> [THE EXERCISE]:
Copy each line with the word "name" in it.

> [SUPPLIED RECORDS]:

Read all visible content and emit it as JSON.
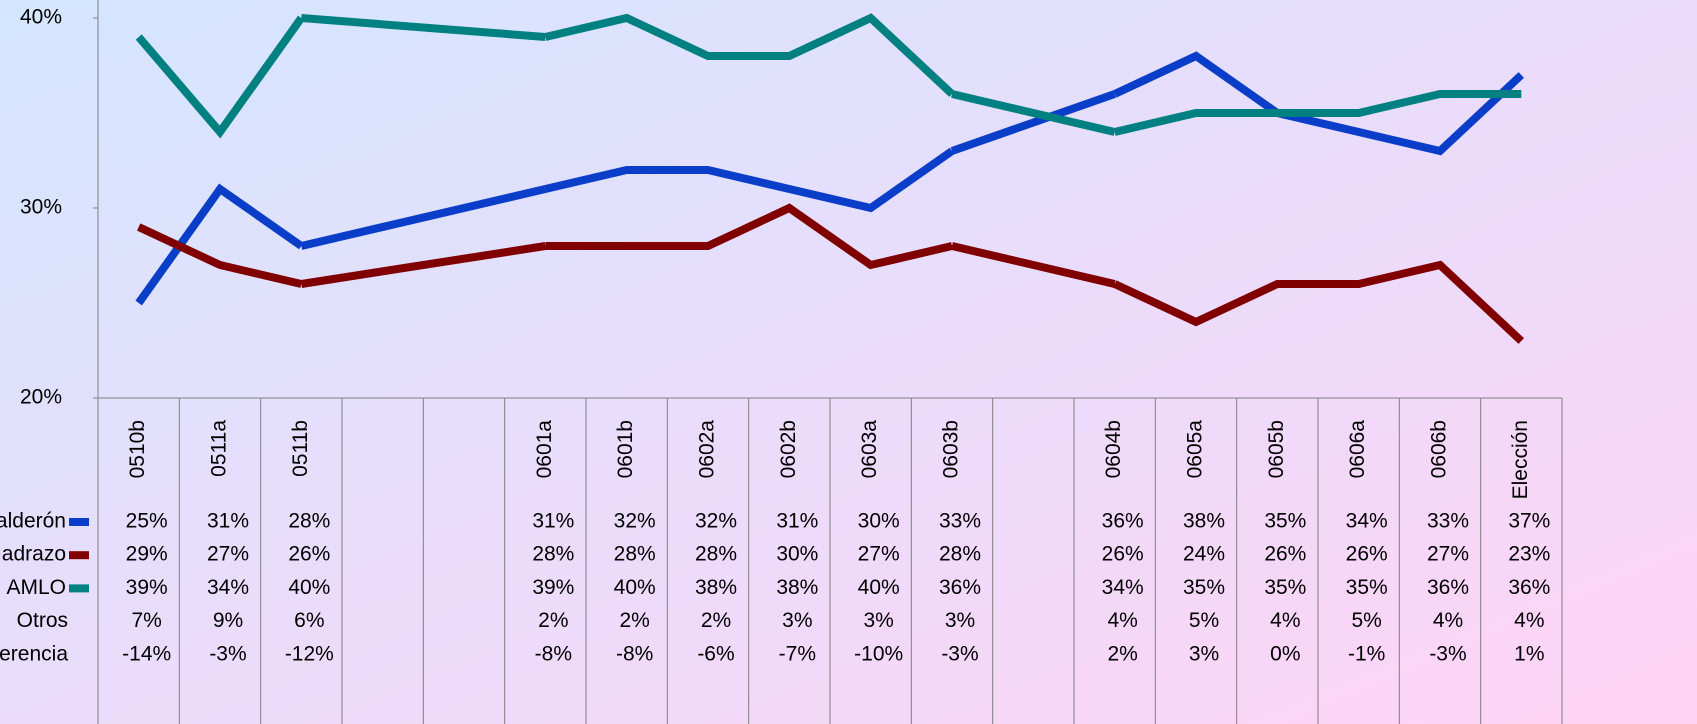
{
  "chart_data": {
    "type": "line",
    "categories": [
      "0510b",
      "0511a",
      "0511b",
      null,
      null,
      "0601a",
      "0601b",
      "0602a",
      "0602b",
      "0603a",
      "0603b",
      null,
      "0604b",
      "0605a",
      "0605b",
      "0606a",
      "0606b",
      "Elección"
    ],
    "series": [
      {
        "name": "Calderón",
        "color": "#0a3ec8",
        "values": [
          25,
          31,
          28,
          null,
          null,
          31,
          32,
          32,
          31,
          30,
          33,
          null,
          36,
          38,
          35,
          34,
          33,
          37
        ],
        "value_labels": [
          "25%",
          "31%",
          "28%",
          null,
          null,
          "31%",
          "32%",
          "32%",
          "31%",
          "30%",
          "33%",
          null,
          "36%",
          "38%",
          "35%",
          "34%",
          "33%",
          "37%"
        ]
      },
      {
        "name": "Madrazo",
        "color": "#800000",
        "values": [
          29,
          27,
          26,
          null,
          null,
          28,
          28,
          28,
          30,
          27,
          28,
          null,
          26,
          24,
          26,
          26,
          27,
          23
        ],
        "value_labels": [
          "29%",
          "27%",
          "26%",
          null,
          null,
          "28%",
          "28%",
          "28%",
          "30%",
          "27%",
          "28%",
          null,
          "26%",
          "24%",
          "26%",
          "26%",
          "27%",
          "23%"
        ]
      },
      {
        "name": "AMLO",
        "color": "#008080",
        "values": [
          39,
          34,
          40,
          null,
          null,
          39,
          40,
          38,
          38,
          40,
          36,
          null,
          34,
          35,
          35,
          35,
          36,
          36
        ],
        "value_labels": [
          "39%",
          "34%",
          "40%",
          null,
          null,
          "39%",
          "40%",
          "38%",
          "38%",
          "40%",
          "36%",
          null,
          "34%",
          "35%",
          "35%",
          "35%",
          "36%",
          "36%"
        ]
      }
    ],
    "table_series": [
      {
        "name": "Otros",
        "values": [
          7,
          9,
          6,
          null,
          null,
          2,
          2,
          2,
          3,
          3,
          3,
          null,
          4,
          5,
          4,
          5,
          4,
          4
        ],
        "value_labels": [
          "7%",
          "9%",
          "6%",
          null,
          null,
          "2%",
          "2%",
          "2%",
          "3%",
          "3%",
          "3%",
          null,
          "4%",
          "5%",
          "4%",
          "5%",
          "4%",
          "4%"
        ]
      },
      {
        "name": "Diferencia",
        "values": [
          -14,
          -3,
          -12,
          null,
          null,
          -8,
          -8,
          -6,
          -7,
          -10,
          -3,
          null,
          2,
          3,
          0,
          -1,
          -3,
          1
        ],
        "value_labels": [
          "-14%",
          "-3%",
          "-12%",
          null,
          null,
          "-8%",
          "-8%",
          "-6%",
          "-7%",
          "-10%",
          "-3%",
          null,
          "2%",
          "3%",
          "0%",
          "-1%",
          "-3%",
          "1%"
        ]
      }
    ],
    "ylim": [
      20,
      40
    ],
    "yticks": [
      {
        "value": 20,
        "label": "20%"
      },
      {
        "value": 30,
        "label": "30%"
      },
      {
        "value": 40,
        "label": "40%"
      }
    ],
    "grid": false,
    "connect_gaps": true
  }
}
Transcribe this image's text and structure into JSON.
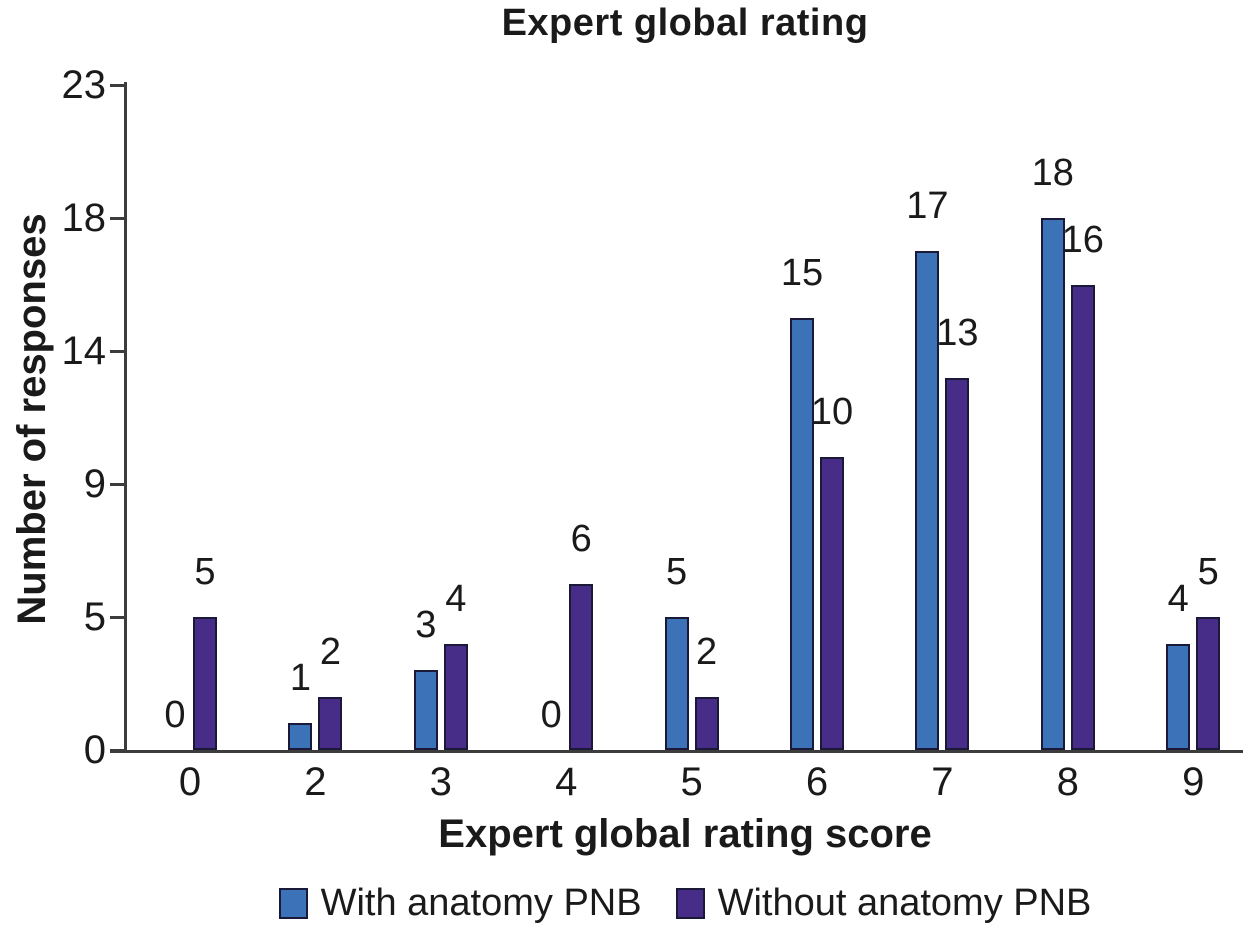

> [THE SOLUTION]:
        "name": "Calderón",
        "name": "Madrazo",
        "name": "AMLO",
        "name": "Otros",
        "name": "Diferencia",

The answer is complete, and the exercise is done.